- [EXCERPTED RECORDS]

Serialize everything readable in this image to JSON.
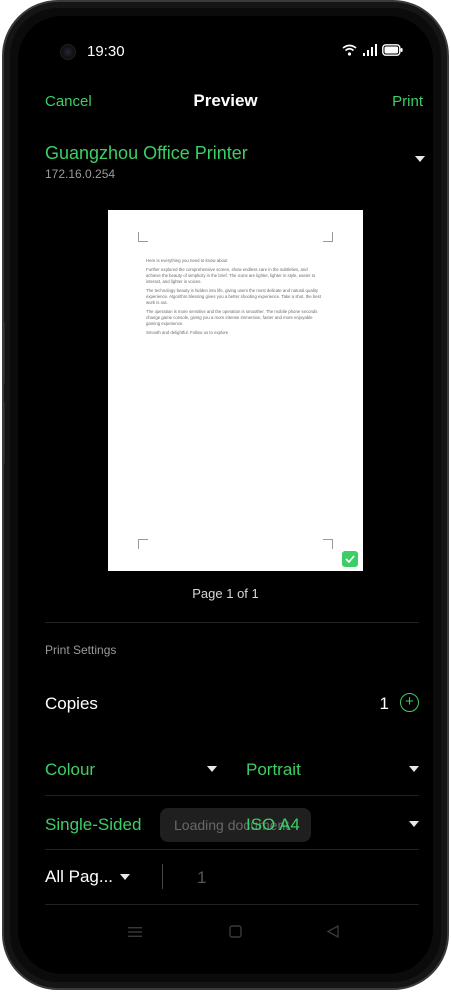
{
  "status": {
    "time": "19:30"
  },
  "header": {
    "cancel": "Cancel",
    "title": "Preview",
    "print": "Print"
  },
  "printer": {
    "name": "Guangzhou Office Printer",
    "ip": "172.16.0.254"
  },
  "preview": {
    "paragraphs": [
      "Here is everything you need to know about",
      "Further explored the comprehensive screen, show endless care in the subtleties, and achieve the beauty of simplicity in the brief. The icons are lighter, lighter in style, easier to interact, and lighter in voices.",
      "The technology beauty is hidden into life, giving users the most delicate and natural quality experience. Algorithm blessing gives you a better shooting experience. Take a shot, the best work is out.",
      "The operation is more sensitive and the operation is smoother. The mobile phone seconds change game console, giving you a more intense immersion, faster and more enjoyable gaming experience.",
      "Smooth and delightful. Follow us to explore"
    ],
    "page_indicator": "Page 1 of 1"
  },
  "settings": {
    "section_title": "Print Settings",
    "copies_label": "Copies",
    "copies_value": "1",
    "colour": "Colour",
    "orientation": "Portrait",
    "duplex": "Single-Sided",
    "paper": "ISO A4",
    "pages": "All Pag...",
    "page_range": "1"
  },
  "toast": "Loading document",
  "colors": {
    "accent": "#3ccf66",
    "background": "#000000"
  }
}
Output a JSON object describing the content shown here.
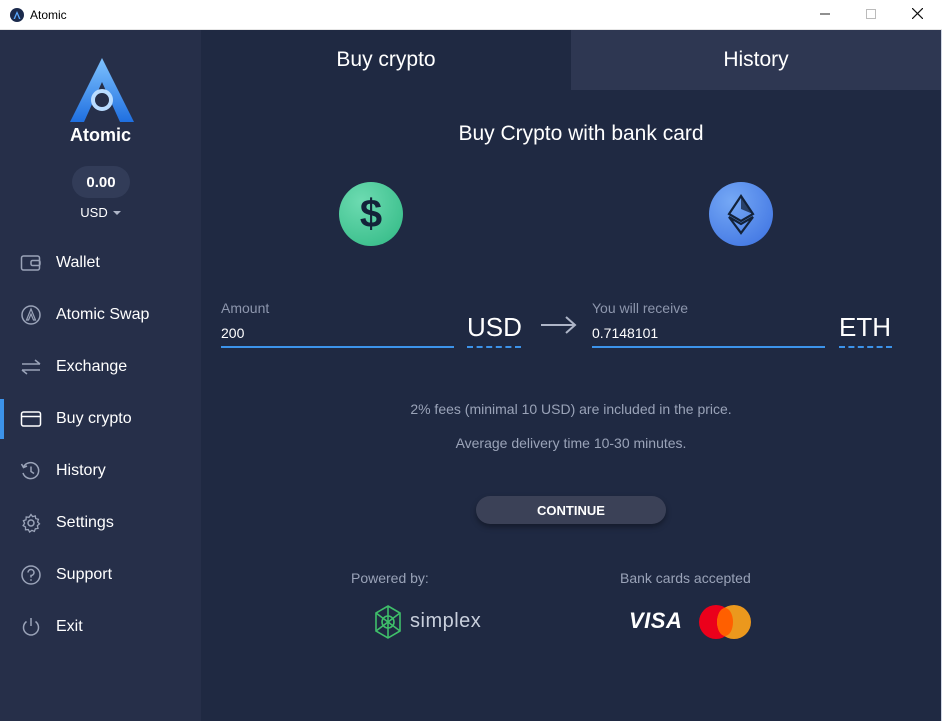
{
  "window": {
    "title": "Atomic",
    "controls": {
      "minimize": "minimize-icon",
      "maximize": "maximize-icon",
      "close": "close-icon"
    }
  },
  "sidebar": {
    "brand": "Atomic",
    "balance": "0.00",
    "currency": "USD",
    "items": [
      {
        "label": "Wallet",
        "icon": "wallet-icon"
      },
      {
        "label": "Atomic Swap",
        "icon": "atomic-swap-icon"
      },
      {
        "label": "Exchange",
        "icon": "exchange-arrows-icon"
      },
      {
        "label": "Buy crypto",
        "icon": "card-icon",
        "active": true
      },
      {
        "label": "History",
        "icon": "history-clock-icon"
      },
      {
        "label": "Settings",
        "icon": "gear-icon"
      },
      {
        "label": "Support",
        "icon": "question-circle-icon"
      },
      {
        "label": "Exit",
        "icon": "power-icon"
      }
    ]
  },
  "main": {
    "tabs": [
      {
        "label": "Buy crypto",
        "active": true
      },
      {
        "label": "History",
        "active": false
      }
    ],
    "heading": "Buy Crypto with bank card",
    "amount": {
      "label": "Amount",
      "value": "200",
      "unit": "USD"
    },
    "receive": {
      "label": "You will receive",
      "value": "0.7148101",
      "unit": "ETH"
    },
    "fees_note": "2% fees (minimal 10 USD) are included in the price.",
    "delivery_note": "Average delivery time 10-30 minutes.",
    "continue_label": "CONTINUE",
    "powered_by": "Powered by:",
    "provider": "simplex",
    "cards_accepted": "Bank cards accepted",
    "card_brands": [
      "VISA",
      "mastercard"
    ]
  },
  "colors": {
    "background": "#1f2942",
    "sidebar": "#262f49",
    "accent": "#3c93ea",
    "usd_coin": "#3cc38f",
    "eth_coin": "#4a80e8"
  }
}
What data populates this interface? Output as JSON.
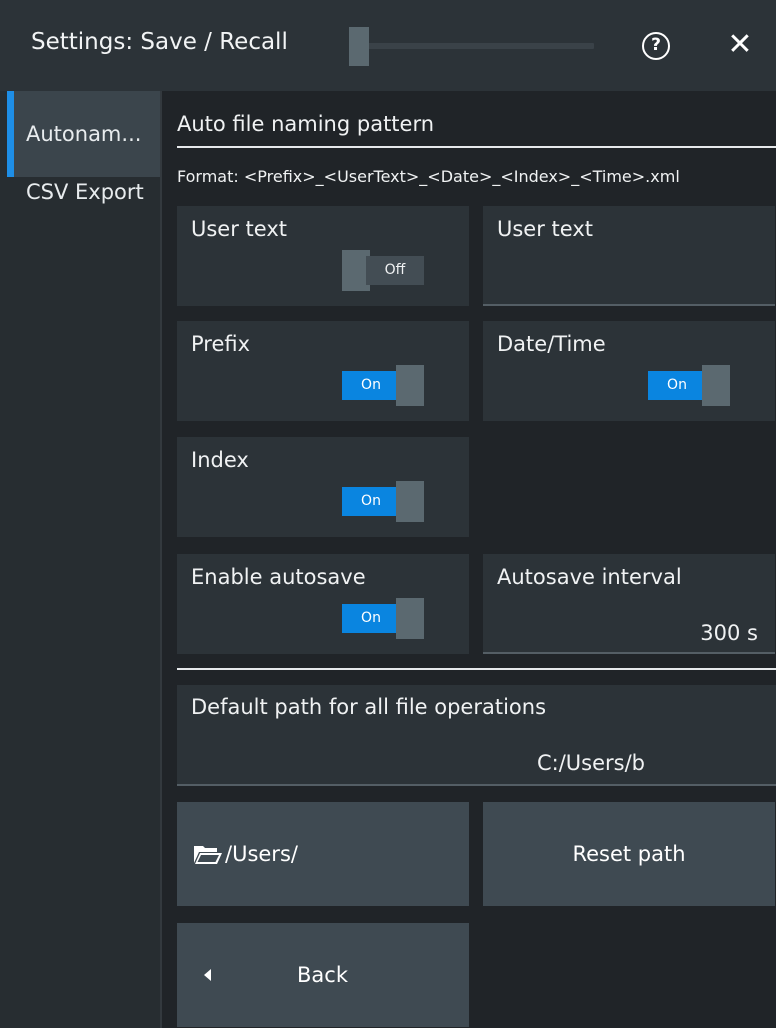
{
  "header": {
    "title": "Settings: Save / Recall",
    "help_icon": "question-circle-icon",
    "help_glyph": "?",
    "close_icon": "close-icon",
    "close_glyph": "✕"
  },
  "sidebar": {
    "items": [
      {
        "label": "Autonam...",
        "active": true
      },
      {
        "label": "CSV Export",
        "active": false
      }
    ]
  },
  "section": {
    "title": "Auto file naming pattern",
    "format": "Format: <Prefix>_<UserText>_<Date>_<Index>_<Time>.xml"
  },
  "user_text_toggle": {
    "label": "User text",
    "state": "Off"
  },
  "user_text_field": {
    "label": "User text",
    "value": ""
  },
  "prefix_toggle": {
    "label": "Prefix",
    "state": "On"
  },
  "datetime_toggle": {
    "label": "Date/Time",
    "state": "On"
  },
  "index_toggle": {
    "label": "Index",
    "state": "On"
  },
  "autosave_toggle": {
    "label": "Enable autosave",
    "state": "On"
  },
  "autosave_interval": {
    "label": "Autosave interval",
    "value": "300 s"
  },
  "default_path": {
    "label": "Default path for all file operations",
    "value": "C:/Users/b"
  },
  "buttons": {
    "browse_label": "/Users/",
    "browse_icon": "folder-open-icon",
    "reset_label": "Reset path",
    "back_label": "Back",
    "back_icon": "triangle-left-icon"
  },
  "colors": {
    "accent": "#0a85e0",
    "sidebar_accent": "#1e8ee6",
    "background": "#202428"
  }
}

- [WHAT THE EXERCISE ASKS] Sift through the entries and copy every line with "background".

- [EXPECTED ANSWER]
    "background": "#000000"
    "background": "#1f2942",
    "background": "#202428"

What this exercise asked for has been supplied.